— Begin Input material —
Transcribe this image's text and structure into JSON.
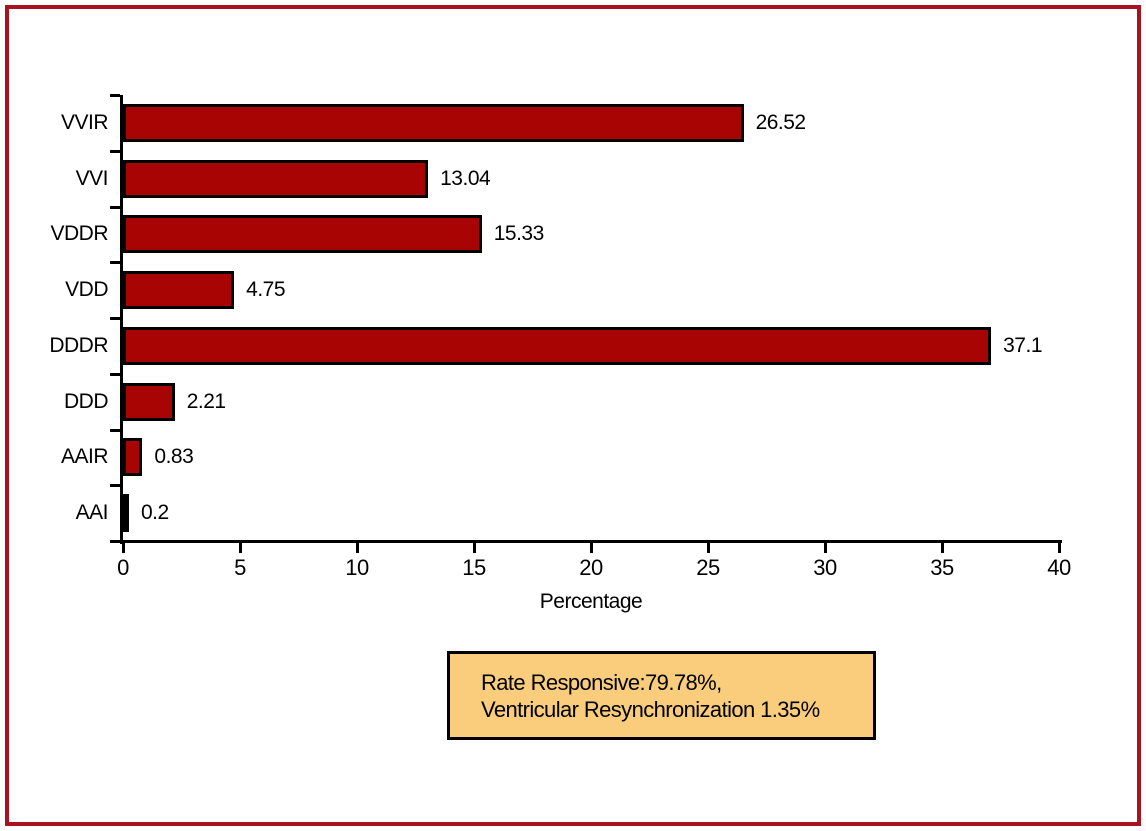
{
  "chart_data": {
    "type": "bar",
    "orientation": "horizontal",
    "categories": [
      "VVIR",
      "VVI",
      "VDDR",
      "VDD",
      "DDDR",
      "DDD",
      "AAIR",
      "AAI"
    ],
    "values": [
      26.52,
      13.04,
      15.33,
      4.75,
      37.1,
      2.21,
      0.83,
      0.2
    ],
    "value_labels": [
      "26.52",
      "13.04",
      "15.33",
      "4.75",
      "37.1",
      "2.21",
      "0.83",
      "0.2"
    ],
    "title": "",
    "xlabel": "Percentage",
    "ylabel": "",
    "xlim": [
      0,
      40
    ],
    "x_ticks": [
      0,
      5,
      10,
      15,
      20,
      25,
      30,
      35,
      40
    ],
    "grid": false,
    "bar_color": "#A80404",
    "bar_border_color": "#000000",
    "axis_color": "#000000"
  },
  "annotation_box": {
    "line1": "Rate Responsive:79.78%,",
    "line2": "Ventricular Resynchronization 1.35%",
    "background": "#F9CD7B",
    "border_color": "#000000"
  },
  "frame": {
    "border_color": "#A9121E"
  }
}
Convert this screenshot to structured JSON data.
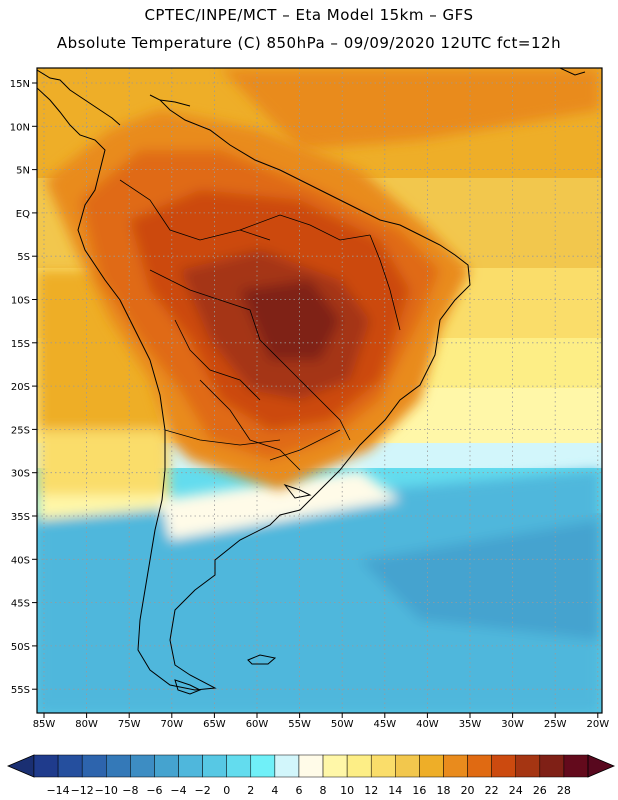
{
  "title": {
    "line1": "CPTEC/INPE/MCT –  Eta Model 15km – GFS",
    "line2": "Absolute Temperature (C) 850hPa – 09/09/2020 12UTC fct=12h"
  },
  "map": {
    "lat_labels": [
      "15N",
      "10N",
      "5N",
      "EQ",
      "5S",
      "10S",
      "15S",
      "20S",
      "25S",
      "30S",
      "35S",
      "40S",
      "45S",
      "50S",
      "55S"
    ],
    "lon_labels": [
      "85W",
      "80W",
      "75W",
      "70W",
      "65W",
      "60W",
      "55W",
      "50W",
      "45W",
      "40W",
      "35W",
      "30W",
      "25W",
      "20W"
    ],
    "grid": "dotted"
  },
  "colorbar": {
    "labels": [
      "-14",
      "-12",
      "-10",
      "-8",
      "-6",
      "-4",
      "-2",
      "0",
      "2",
      "4",
      "6",
      "8",
      "10",
      "12",
      "14",
      "16",
      "18",
      "20",
      "22",
      "24",
      "26",
      "28"
    ],
    "colors": [
      "#1f3b8c",
      "#254f9e",
      "#2d64ad",
      "#3479b8",
      "#3d8dc3",
      "#45a3cf",
      "#4fb7dc",
      "#57c8e4",
      "#63dcee",
      "#70f0f8",
      "#d2f6fb",
      "#fffbe8",
      "#fff7a8",
      "#fdee86",
      "#fadd6a",
      "#f2c74d",
      "#eeae28",
      "#e98b1d",
      "#e06a12",
      "#cc4a0f",
      "#a53512",
      "#7f2016",
      "#630a1c"
    ],
    "min_arrow_color": "#1a2f72",
    "max_arrow_color": "#58081e"
  }
}
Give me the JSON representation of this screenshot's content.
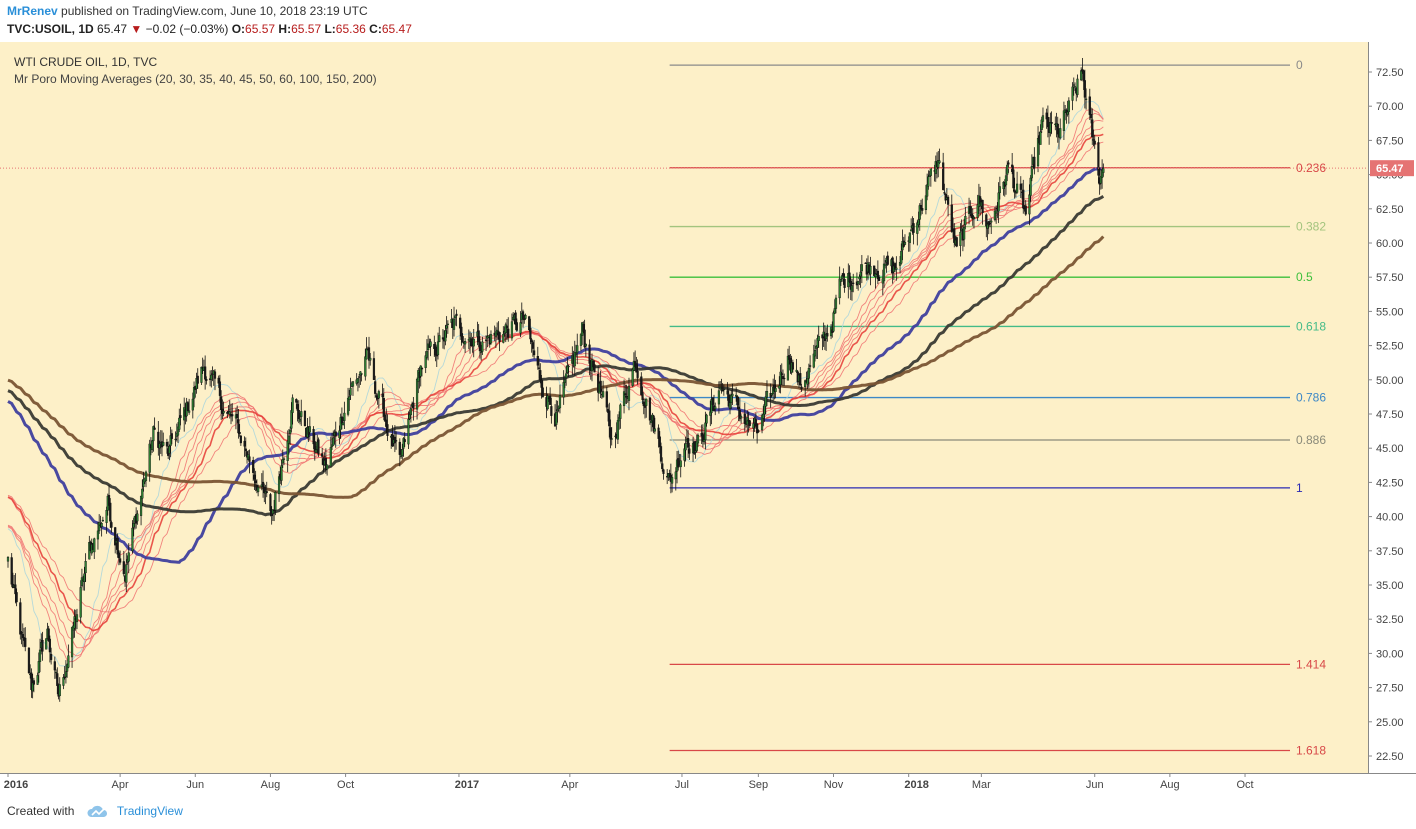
{
  "header": {
    "author": "MrRenev",
    "published": "published on TradingView.com, June 10, 2018 23:19 UTC",
    "symbol": "TVC:USOIL, 1D",
    "last": "65.47",
    "change": "−0.02 (−0.03%)",
    "o_label": "O:",
    "o": "65.57",
    "h_label": "H:",
    "h": "65.57",
    "l_label": "L:",
    "l": "65.36",
    "c_label": "C:",
    "c": "65.47"
  },
  "legend": {
    "title": "WTI CRUDE OIL, 1D, TVC",
    "indicator": "Mr Poro Moving Averages (20, 30, 35, 40, 45, 50, 60, 100, 150, 200)"
  },
  "footer": {
    "created_with": "Created with",
    "brand": "TradingView"
  },
  "colors": {
    "background": "#fdf0c8",
    "up_candle": "#2e7d32",
    "down_candle": "#1a1a1a",
    "price_tag": "#e57373"
  },
  "chart_data": {
    "type": "candlestick",
    "title": "WTI CRUDE OIL, 1D, TVC",
    "ylim": [
      21.5,
      74
    ],
    "y_ticks": [
      22.5,
      25.0,
      27.5,
      30.0,
      32.5,
      35.0,
      37.5,
      40.0,
      42.5,
      45.0,
      47.5,
      50.0,
      52.5,
      55.0,
      57.5,
      60.0,
      62.5,
      65.0,
      67.5,
      70.0,
      72.5
    ],
    "x_range": [
      "2016-01-01",
      "2018-10-31"
    ],
    "x_ticks": [
      {
        "label": "2016",
        "date": "2016-01-01",
        "bold": true
      },
      {
        "label": "Apr",
        "date": "2016-04-01"
      },
      {
        "label": "Jun",
        "date": "2016-06-01"
      },
      {
        "label": "Aug",
        "date": "2016-08-01"
      },
      {
        "label": "Oct",
        "date": "2016-10-01"
      },
      {
        "label": "2017",
        "date": "2017-01-01",
        "bold": true
      },
      {
        "label": "Apr",
        "date": "2017-04-01"
      },
      {
        "label": "Jul",
        "date": "2017-07-01"
      },
      {
        "label": "Sep",
        "date": "2017-09-01"
      },
      {
        "label": "Nov",
        "date": "2017-11-01"
      },
      {
        "label": "2018",
        "date": "2018-01-01",
        "bold": true
      },
      {
        "label": "Mar",
        "date": "2018-03-01"
      },
      {
        "label": "Jun",
        "date": "2018-06-01"
      },
      {
        "label": "Aug",
        "date": "2018-08-01"
      },
      {
        "label": "Oct",
        "date": "2018-10-01"
      }
    ],
    "last_price": 65.47,
    "price_keypoints": [
      [
        "2016-01-01",
        36.8
      ],
      [
        "2016-01-12",
        31.0
      ],
      [
        "2016-01-20",
        27.5
      ],
      [
        "2016-02-02",
        31.5
      ],
      [
        "2016-02-11",
        26.8
      ],
      [
        "2016-02-26",
        33.0
      ],
      [
        "2016-03-07",
        37.5
      ],
      [
        "2016-03-22",
        41.0
      ],
      [
        "2016-04-05",
        36.0
      ],
      [
        "2016-04-28",
        46.0
      ],
      [
        "2016-05-10",
        44.5
      ],
      [
        "2016-06-08",
        51.0
      ],
      [
        "2016-06-27",
        47.5
      ],
      [
        "2016-07-05",
        46.5
      ],
      [
        "2016-08-02",
        40.0
      ],
      [
        "2016-08-19",
        48.5
      ],
      [
        "2016-09-15",
        43.5
      ],
      [
        "2016-10-03",
        49.0
      ],
      [
        "2016-10-19",
        51.5
      ],
      [
        "2016-11-14",
        43.5
      ],
      [
        "2016-12-01",
        51.0
      ],
      [
        "2016-12-28",
        54.0
      ],
      [
        "2017-01-20",
        52.8
      ],
      [
        "2017-02-23",
        54.3
      ],
      [
        "2017-03-08",
        50.0
      ],
      [
        "2017-03-22",
        47.3
      ],
      [
        "2017-04-11",
        53.5
      ],
      [
        "2017-04-25",
        49.5
      ],
      [
        "2017-05-05",
        45.5
      ],
      [
        "2017-05-24",
        51.5
      ],
      [
        "2017-06-21",
        42.5
      ],
      [
        "2017-07-05",
        46.0
      ],
      [
        "2017-07-13",
        45.0
      ],
      [
        "2017-08-01",
        49.5
      ],
      [
        "2017-08-31",
        46.0
      ],
      [
        "2017-09-26",
        52.0
      ],
      [
        "2017-10-05",
        49.5
      ],
      [
        "2017-10-31",
        54.3
      ],
      [
        "2017-11-07",
        57.0
      ],
      [
        "2017-12-01",
        58.5
      ],
      [
        "2017-12-21",
        58.0
      ],
      [
        "2018-01-25",
        66.0
      ],
      [
        "2018-02-09",
        59.2
      ],
      [
        "2018-02-26",
        63.5
      ],
      [
        "2018-03-07",
        61.2
      ],
      [
        "2018-03-23",
        65.5
      ],
      [
        "2018-04-06",
        62.0
      ],
      [
        "2018-04-19",
        68.5
      ],
      [
        "2018-05-03",
        68.0
      ],
      [
        "2018-05-22",
        72.3
      ],
      [
        "2018-05-31",
        67.0
      ],
      [
        "2018-06-05",
        64.8
      ],
      [
        "2018-06-08",
        65.47
      ]
    ],
    "moving_averages": [
      {
        "period": 20,
        "color": "#a8d5dd"
      },
      {
        "period": 30,
        "color": "#f07070"
      },
      {
        "period": 35,
        "color": "#f07070"
      },
      {
        "period": 40,
        "color": "#f07070"
      },
      {
        "period": 45,
        "color": "#f07070"
      },
      {
        "period": 50,
        "color": "#e53935"
      },
      {
        "period": 60,
        "color": "#f07070"
      },
      {
        "period": 100,
        "color": "#3f3f9e"
      },
      {
        "period": 150,
        "color": "#3a3a34"
      },
      {
        "period": 200,
        "color": "#7a5434"
      }
    ],
    "fibonacci": {
      "start_date": "2017-06-21",
      "end_date": "2018-10-31",
      "levels": [
        {
          "label": "0",
          "price": 73.0,
          "color": "#8a8a8a"
        },
        {
          "label": "0.236",
          "price": 65.5,
          "color": "#d84848"
        },
        {
          "label": "0.382",
          "price": 61.2,
          "color": "#a3c47e"
        },
        {
          "label": "0.5",
          "price": 57.5,
          "color": "#3bbf3b"
        },
        {
          "label": "0.618",
          "price": 53.9,
          "color": "#44bb88"
        },
        {
          "label": "0.786",
          "price": 48.7,
          "color": "#3d88c6"
        },
        {
          "label": "0.886",
          "price": 45.6,
          "color": "#8a8a7a"
        },
        {
          "label": "1",
          "price": 42.1,
          "color": "#2b2bb4"
        },
        {
          "label": "1.414",
          "price": 29.2,
          "color": "#d84848"
        },
        {
          "label": "1.618",
          "price": 22.9,
          "color": "#d84848"
        }
      ]
    }
  }
}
— End Input material —
### Problem statement
How many of the listing's lines contain "title"? Respond with a single number and nothing else.

### Exercise answer
4